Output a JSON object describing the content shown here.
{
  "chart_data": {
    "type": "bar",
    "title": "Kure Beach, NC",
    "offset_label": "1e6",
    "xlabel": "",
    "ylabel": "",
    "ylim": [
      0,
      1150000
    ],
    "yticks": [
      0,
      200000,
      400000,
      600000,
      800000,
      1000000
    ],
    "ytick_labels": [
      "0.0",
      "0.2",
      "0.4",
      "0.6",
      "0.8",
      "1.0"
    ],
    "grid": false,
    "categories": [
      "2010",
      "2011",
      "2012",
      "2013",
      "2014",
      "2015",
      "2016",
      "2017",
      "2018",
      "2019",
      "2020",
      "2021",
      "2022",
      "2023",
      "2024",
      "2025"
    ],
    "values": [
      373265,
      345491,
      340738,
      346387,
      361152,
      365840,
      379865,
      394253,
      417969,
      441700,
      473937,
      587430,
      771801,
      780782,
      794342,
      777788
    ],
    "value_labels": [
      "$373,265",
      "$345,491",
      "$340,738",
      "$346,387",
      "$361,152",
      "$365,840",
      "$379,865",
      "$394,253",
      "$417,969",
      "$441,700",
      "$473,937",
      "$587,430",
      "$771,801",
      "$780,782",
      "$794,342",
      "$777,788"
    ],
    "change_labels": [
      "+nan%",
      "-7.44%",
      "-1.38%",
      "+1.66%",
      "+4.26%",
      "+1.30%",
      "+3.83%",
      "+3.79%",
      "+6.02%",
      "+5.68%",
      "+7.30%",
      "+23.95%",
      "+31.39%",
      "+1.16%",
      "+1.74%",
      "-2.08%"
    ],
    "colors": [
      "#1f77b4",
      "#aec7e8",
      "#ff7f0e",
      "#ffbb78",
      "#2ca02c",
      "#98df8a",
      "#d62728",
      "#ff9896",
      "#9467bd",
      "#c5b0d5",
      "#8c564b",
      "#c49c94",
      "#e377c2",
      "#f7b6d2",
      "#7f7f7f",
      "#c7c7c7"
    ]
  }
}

---*---

**Goal**
Every line of the records above needs to be given again exactly.

**Exercise answer**
Output a JSON object describing the content shown here.
{
  "chart_data": {
    "type": "bar",
    "title": "Kure Beach, NC",
    "offset_label": "1e6",
    "xlabel": "",
    "ylabel": "",
    "ylim": [
      0,
      1150000
    ],
    "yticks": [
      0,
      200000,
      400000,
      600000,
      800000,
      1000000
    ],
    "ytick_labels": [
      "0.0",
      "0.2",
      "0.4",
      "0.6",
      "0.8",
      "1.0"
    ],
    "grid": false,
    "categories": [
      "2010",
      "2011",
      "2012",
      "2013",
      "2014",
      "2015",
      "2016",
      "2017",
      "2018",
      "2019",
      "2020",
      "2021",
      "2022",
      "2023",
      "2024",
      "2025"
    ],
    "values": [
      373265,
      345491,
      340738,
      346387,
      361152,
      365840,
      379865,
      394253,
      417969,
      441700,
      473937,
      587430,
      771801,
      780782,
      794342,
      777788
    ],
    "value_labels": [
      "$373,265",
      "$345,491",
      "$340,738",
      "$346,387",
      "$361,152",
      "$365,840",
      "$379,865",
      "$394,253",
      "$417,969",
      "$441,700",
      "$473,937",
      "$587,430",
      "$771,801",
      "$780,782",
      "$794,342",
      "$777,788"
    ],
    "change_labels": [
      "+nan%",
      "-7.44%",
      "-1.38%",
      "+1.66%",
      "+4.26%",
      "+1.30%",
      "+3.83%",
      "+3.79%",
      "+6.02%",
      "+5.68%",
      "+7.30%",
      "+23.95%",
      "+31.39%",
      "+1.16%",
      "+1.74%",
      "-2.08%"
    ],
    "colors": [
      "#1f77b4",
      "#aec7e8",
      "#ff7f0e",
      "#ffbb78",
      "#2ca02c",
      "#98df8a",
      "#d62728",
      "#ff9896",
      "#9467bd",
      "#c5b0d5",
      "#8c564b",
      "#c49c94",
      "#e377c2",
      "#f7b6d2",
      "#7f7f7f",
      "#c7c7c7"
    ]
  }
}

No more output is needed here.